Exercise:
Transcribe every entry word for word, but skip the images.
BEGIN
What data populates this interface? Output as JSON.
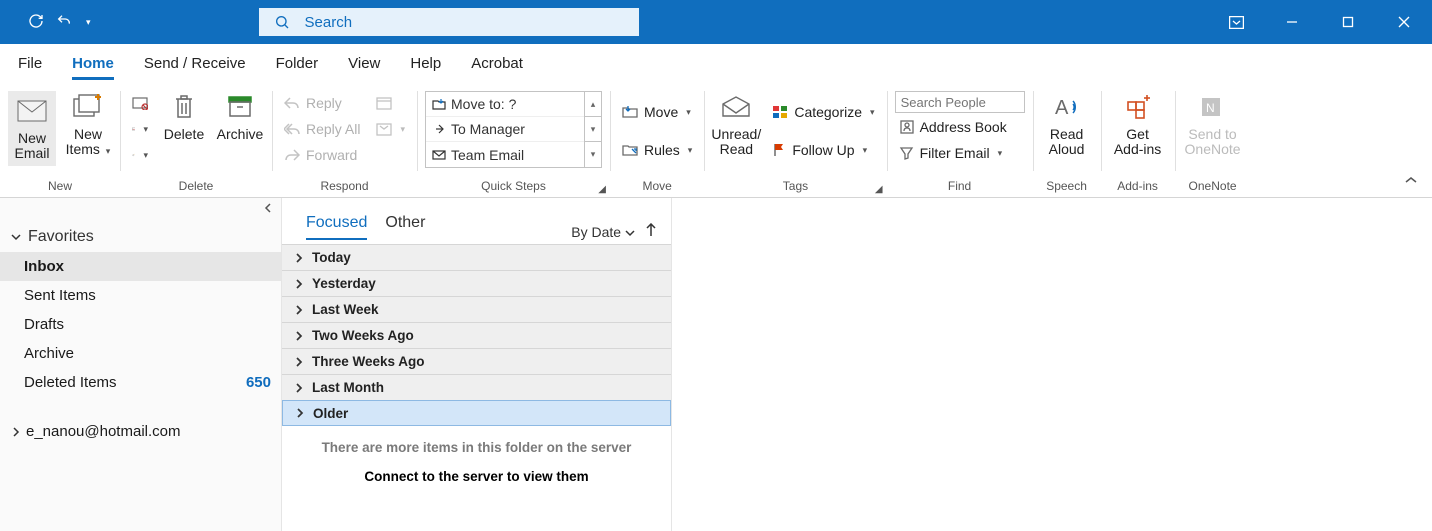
{
  "titlebar": {
    "search_placeholder": "Search"
  },
  "tabs": {
    "file": "File",
    "home": "Home",
    "send_receive": "Send / Receive",
    "folder": "Folder",
    "view": "View",
    "help": "Help",
    "acrobat": "Acrobat"
  },
  "ribbon": {
    "new": {
      "label": "New",
      "new_email_1": "New",
      "new_email_2": "Email",
      "new_items_1": "New",
      "new_items_2": "Items"
    },
    "delete": {
      "label": "Delete",
      "delete_btn": "Delete",
      "archive_btn": "Archive"
    },
    "respond": {
      "label": "Respond",
      "reply": "Reply",
      "reply_all": "Reply All",
      "forward": "Forward"
    },
    "quick_steps": {
      "label": "Quick Steps",
      "move_to": "Move to: ?",
      "to_manager": "To Manager",
      "team_email": "Team Email"
    },
    "move": {
      "label": "Move",
      "move_btn": "Move",
      "rules_btn": "Rules"
    },
    "tags": {
      "label": "Tags",
      "unread_1": "Unread/",
      "unread_2": "Read",
      "categorize": "Categorize",
      "follow_up": "Follow Up"
    },
    "find": {
      "label": "Find",
      "search_people_placeholder": "Search People",
      "address_book": "Address Book",
      "filter_email": "Filter Email"
    },
    "speech": {
      "label": "Speech",
      "read_1": "Read",
      "read_2": "Aloud"
    },
    "addins": {
      "label": "Add-ins",
      "get_1": "Get",
      "get_2": "Add-ins"
    },
    "onenote": {
      "label": "OneNote",
      "send_1": "Send to",
      "send_2": "OneNote"
    }
  },
  "nav": {
    "favorites": "Favorites",
    "items": [
      {
        "label": "Inbox"
      },
      {
        "label": "Sent Items"
      },
      {
        "label": "Drafts"
      },
      {
        "label": "Archive"
      },
      {
        "label": "Deleted Items",
        "count": "650"
      }
    ],
    "account": "e_nanou@hotmail.com"
  },
  "messages": {
    "tab_focused": "Focused",
    "tab_other": "Other",
    "sort_label": "By Date",
    "groups": [
      "Today",
      "Yesterday",
      "Last Week",
      "Two Weeks Ago",
      "Three Weeks Ago",
      "Last Month",
      "Older"
    ],
    "more_msg": "There are more items in this folder on the server",
    "connect_msg": "Connect to the server to view them"
  }
}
END
Answer for this exercise:
What data populates this interface? Output as JSON.
{
  "titlebar": {
    "search_placeholder": "Search"
  },
  "tabs": {
    "file": "File",
    "home": "Home",
    "send_receive": "Send / Receive",
    "folder": "Folder",
    "view": "View",
    "help": "Help",
    "acrobat": "Acrobat"
  },
  "ribbon": {
    "new": {
      "label": "New",
      "new_email_1": "New",
      "new_email_2": "Email",
      "new_items_1": "New",
      "new_items_2": "Items"
    },
    "delete": {
      "label": "Delete",
      "delete_btn": "Delete",
      "archive_btn": "Archive"
    },
    "respond": {
      "label": "Respond",
      "reply": "Reply",
      "reply_all": "Reply All",
      "forward": "Forward"
    },
    "quick_steps": {
      "label": "Quick Steps",
      "move_to": "Move to: ?",
      "to_manager": "To Manager",
      "team_email": "Team Email"
    },
    "move": {
      "label": "Move",
      "move_btn": "Move",
      "rules_btn": "Rules"
    },
    "tags": {
      "label": "Tags",
      "unread_1": "Unread/",
      "unread_2": "Read",
      "categorize": "Categorize",
      "follow_up": "Follow Up"
    },
    "find": {
      "label": "Find",
      "search_people_placeholder": "Search People",
      "address_book": "Address Book",
      "filter_email": "Filter Email"
    },
    "speech": {
      "label": "Speech",
      "read_1": "Read",
      "read_2": "Aloud"
    },
    "addins": {
      "label": "Add-ins",
      "get_1": "Get",
      "get_2": "Add-ins"
    },
    "onenote": {
      "label": "OneNote",
      "send_1": "Send to",
      "send_2": "OneNote"
    }
  },
  "nav": {
    "favorites": "Favorites",
    "items": [
      {
        "label": "Inbox"
      },
      {
        "label": "Sent Items"
      },
      {
        "label": "Drafts"
      },
      {
        "label": "Archive"
      },
      {
        "label": "Deleted Items",
        "count": "650"
      }
    ],
    "account": "e_nanou@hotmail.com"
  },
  "messages": {
    "tab_focused": "Focused",
    "tab_other": "Other",
    "sort_label": "By Date",
    "groups": [
      "Today",
      "Yesterday",
      "Last Week",
      "Two Weeks Ago",
      "Three Weeks Ago",
      "Last Month",
      "Older"
    ],
    "more_msg": "There are more items in this folder on the server",
    "connect_msg": "Connect to the server to view them"
  }
}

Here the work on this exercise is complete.